The task: Pull every "短视频行业典型APP" line out of the data below.

── Provided records ──

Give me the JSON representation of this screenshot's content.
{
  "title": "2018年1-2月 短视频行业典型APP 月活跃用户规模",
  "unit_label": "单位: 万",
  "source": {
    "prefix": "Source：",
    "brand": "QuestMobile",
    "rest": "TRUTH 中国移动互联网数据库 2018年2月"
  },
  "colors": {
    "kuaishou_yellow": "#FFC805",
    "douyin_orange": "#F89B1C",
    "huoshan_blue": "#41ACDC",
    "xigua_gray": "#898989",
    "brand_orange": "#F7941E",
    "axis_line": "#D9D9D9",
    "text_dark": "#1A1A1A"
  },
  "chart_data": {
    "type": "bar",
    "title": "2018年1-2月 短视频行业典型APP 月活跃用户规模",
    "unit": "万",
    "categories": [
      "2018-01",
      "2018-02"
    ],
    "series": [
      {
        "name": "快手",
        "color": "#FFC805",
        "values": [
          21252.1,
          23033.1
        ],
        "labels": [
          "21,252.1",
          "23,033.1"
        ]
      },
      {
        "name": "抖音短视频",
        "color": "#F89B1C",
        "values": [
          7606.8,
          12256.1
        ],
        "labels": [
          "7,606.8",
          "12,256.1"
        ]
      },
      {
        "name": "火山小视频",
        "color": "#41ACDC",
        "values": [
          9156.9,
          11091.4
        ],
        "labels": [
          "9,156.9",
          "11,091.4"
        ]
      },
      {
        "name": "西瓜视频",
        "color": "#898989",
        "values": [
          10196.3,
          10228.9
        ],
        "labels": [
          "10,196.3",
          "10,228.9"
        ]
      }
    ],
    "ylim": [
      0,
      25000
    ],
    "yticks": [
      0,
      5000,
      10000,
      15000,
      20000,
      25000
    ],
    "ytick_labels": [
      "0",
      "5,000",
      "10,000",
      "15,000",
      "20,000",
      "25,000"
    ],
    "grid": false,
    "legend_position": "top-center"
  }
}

───

Correct output:
  "title": "2018年1-2月 短视频行业典型APP 月活跃用户规模",
    "title": "2018年1-2月 短视频行业典型APP 月活跃用户规模",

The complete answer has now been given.